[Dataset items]
================================

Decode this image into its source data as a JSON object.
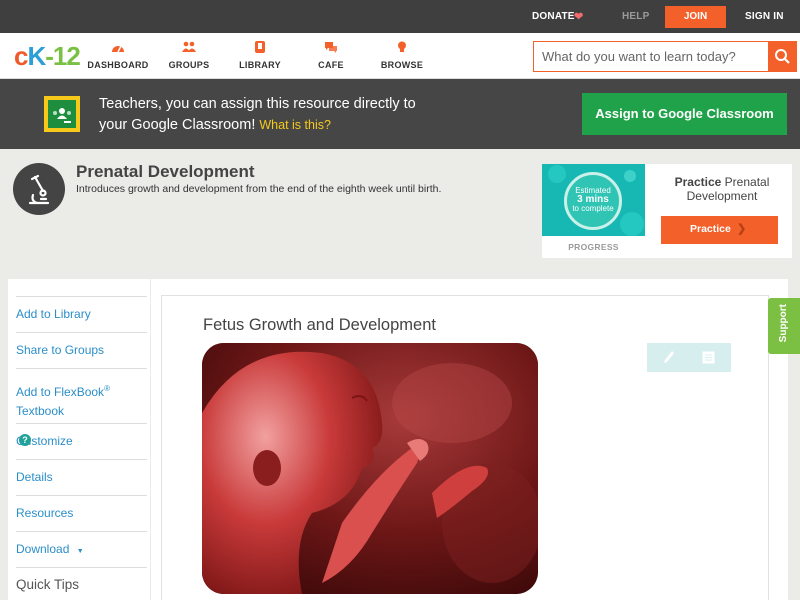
{
  "topbar": {
    "donate": "DONATE",
    "help": "HELP",
    "join": "JOIN",
    "signin": "SIGN IN"
  },
  "nav": {
    "logo": {
      "c": "c",
      "k": "K",
      "dash": "-",
      "num": "12"
    },
    "items": [
      {
        "label": "DASHBOARD",
        "icon": "dashboard-icon"
      },
      {
        "label": "GROUPS",
        "icon": "groups-icon"
      },
      {
        "label": "LIBRARY",
        "icon": "library-icon"
      },
      {
        "label": "CAFE",
        "icon": "cafe-icon"
      },
      {
        "label": "BROWSE",
        "icon": "browse-icon"
      }
    ],
    "search_placeholder": "What do you want to learn today?"
  },
  "banner": {
    "line1": "Teachers, you can assign this resource directly to",
    "line2": "your Google Classroom!",
    "link": "What is this?",
    "button": "Assign to Google Classroom"
  },
  "header": {
    "title": "Prenatal Development",
    "description": "Introduces growth and development from the end of the eighth week until birth."
  },
  "practice": {
    "estimated": "Estimated",
    "mins": "3 mins",
    "to_complete": "to complete",
    "progress_label": "PROGRESS",
    "title_bold": "Practice",
    "title_rest": "Prenatal Development",
    "button": "Practice"
  },
  "sidebar": {
    "add_library": "Add to Library",
    "share_groups": "Share to Groups",
    "add_flexbook_1": "Add to FlexBook",
    "add_flexbook_reg": "®",
    "add_flexbook_2": "Textbook",
    "customize": "Customize",
    "customize_help": "?",
    "details": "Details",
    "resources": "Resources",
    "download": "Download",
    "download_caret": "▼",
    "quick_tips": "Quick Tips"
  },
  "article": {
    "title": "Fetus Growth and Development"
  },
  "support": "Support",
  "colors": {
    "accent": "#f3602a",
    "green": "#20a24a",
    "link": "#2b8ec8",
    "teal": "#17b8b4"
  }
}
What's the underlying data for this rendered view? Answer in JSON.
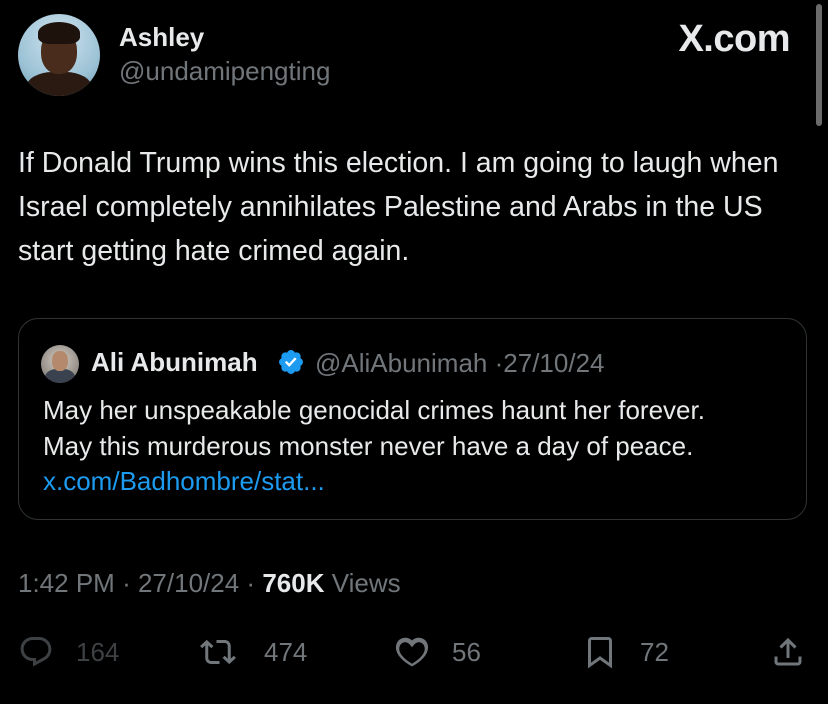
{
  "author": {
    "name": "Ashley",
    "handle": "@undamipengting"
  },
  "brand": "X.com",
  "tweet": {
    "text": "If Donald Trump wins this election. I am going to laugh when Israel completely annihilates Palestine and Arabs in the US start getting hate crimed again."
  },
  "quote": {
    "name": "Ali Abunimah",
    "handle": "@AliAbunimah",
    "date": "27/10/24",
    "line1": "May her unspeakable genocidal crimes haunt her forever.",
    "line2": "May this murderous monster never have a day of peace.",
    "link": "x.com/Badhombre/stat..."
  },
  "meta": {
    "time": "1:42 PM",
    "date": "27/10/24",
    "views_count": "760K",
    "views_label": "Views"
  },
  "actions": {
    "replies": "164",
    "reposts": "474",
    "likes": "56",
    "bookmarks": "72"
  },
  "colors": {
    "background": "#000000",
    "text": "#e7e9ea",
    "secondary": "#71767b",
    "link": "#1d9bf0",
    "verified": "#1d9bf0",
    "border": "#2f3336"
  }
}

================================

## [Prompt]
State the number of lines in these entries that include the string "Classroom". Provide nothing beyond that number.

## [Answer to the problem]
2